:: PROVIDED PASSAGE
As can be seen in FIGS. 7 to 9, in particular FIG. 8, in the embodiment shown in it, the length 81 of the rear wings 55 and 56 is strictly shorter than the length 88 of the front wings 53 and 54. The angle 82 formed between the main longitudinal axis 84 of the body of the hydrofoil 51 and the main axis 83 of the rear wings is therefore, in all flight configurations, more obtuse than the angle 86 formed between the main longitudinal axis of the body of the hydrofoil and the main axis 85 of the front wings. Note that the length of the wings is the largest dimension of the wings measured parallel to their main axis.

Therefore, the front wings 53 and 54 are always in a swept-wing configuration and the rear wings 55 and 56 can be in a swept-forward (FIG. 7), straight (intermediate between the configurations shown in FIGS. 8 and 9), i.e. perpendicular to the body of the hydrofoil, or swept-back (FIG. 9) configuration, or in any of the intermediate configurations. In other embodiments, the length of the rear wings is equal to or greater than the length of the front wings.
::::
:: GIVEN DATA
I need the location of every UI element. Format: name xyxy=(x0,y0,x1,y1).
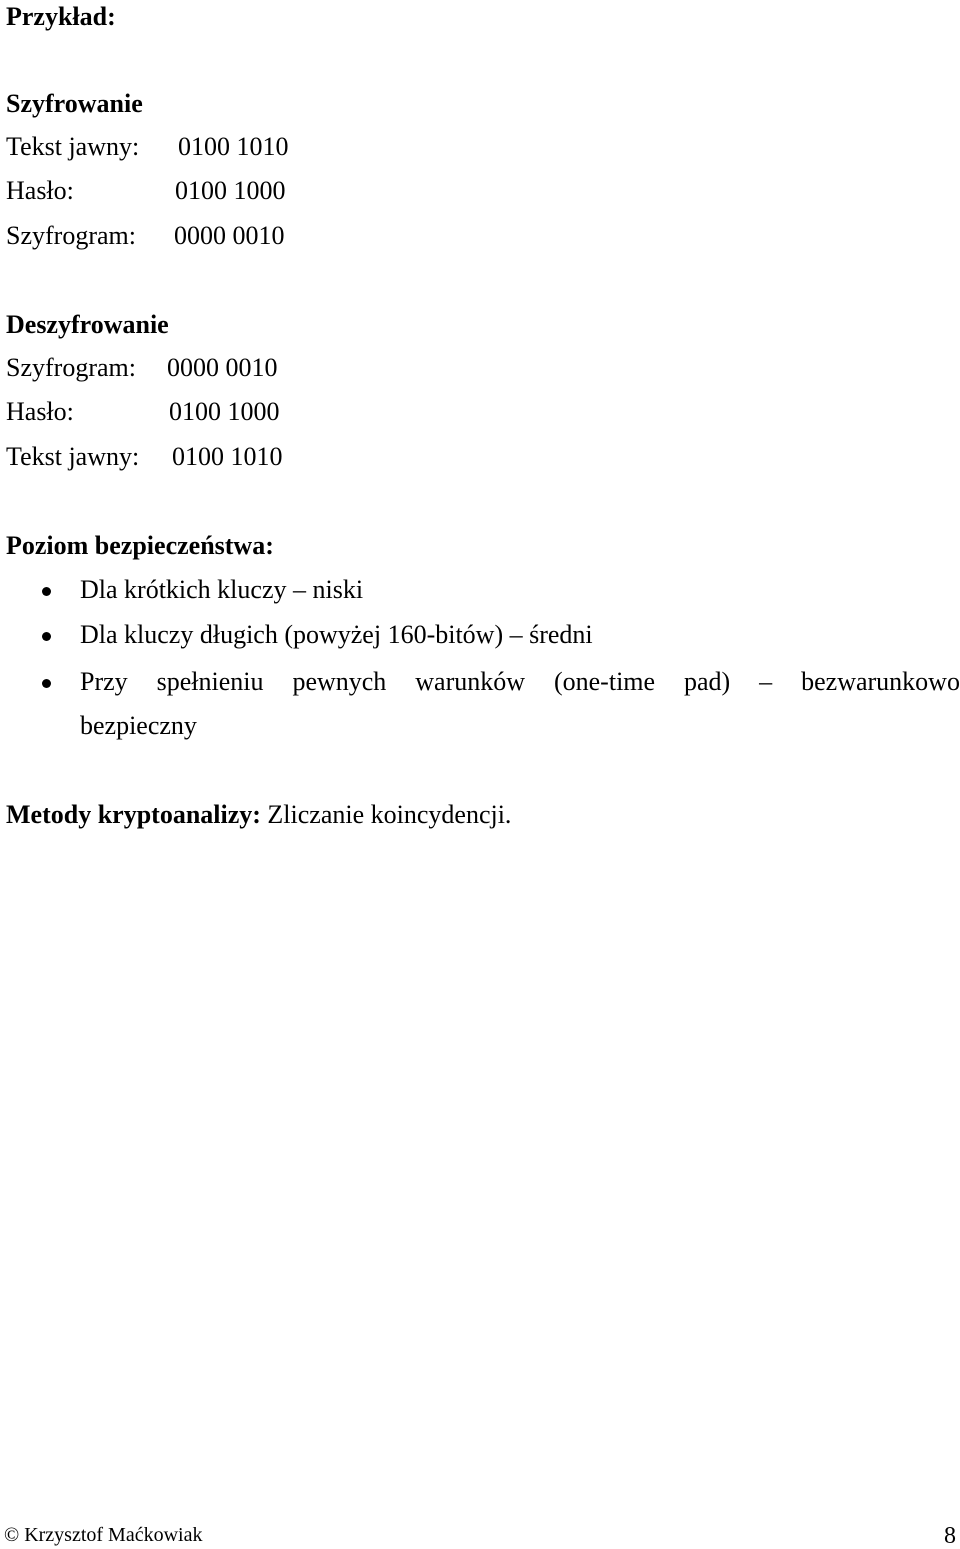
::::
*WRITTEN REQUEST*
Carry on the passage about the hydrofoil's front and rear wings from its last sentence. The data is not needed here.

*THE OUTPUT*
In the embodiment shown in FIGS. 7 to 9, at least one of the wing-root supports 57 and 58 (the two wing-root supports, in FIGS. 7 to 9) is configured to come closer to the other wing-root support so that the front wings 53 and 54 form the hypotenuses of right-angle triangles formed by the front wings, the rear wings 55 and 56 and the body of the hydrofoil 51. The main axis 83 of each of the rear wings is, in these right-angle triangles, perpendicular to the main longitudinal axis 84 of the body of the hydrofoil.

As can be seen in FIG. 9, at least one of the wing-root supports 57 and 58 (the two wing-root supports, in FIGS. 7 to 9) is configured to come closer to the other wing-root support so that the front wings 53 and 54 and the rear wings 55 and 56 are in swept-back configurations. Therefore, the sweep of the front wings 53 and 54 can be increased and the span 89 reduced, in particular for configurations of use at the highest speed.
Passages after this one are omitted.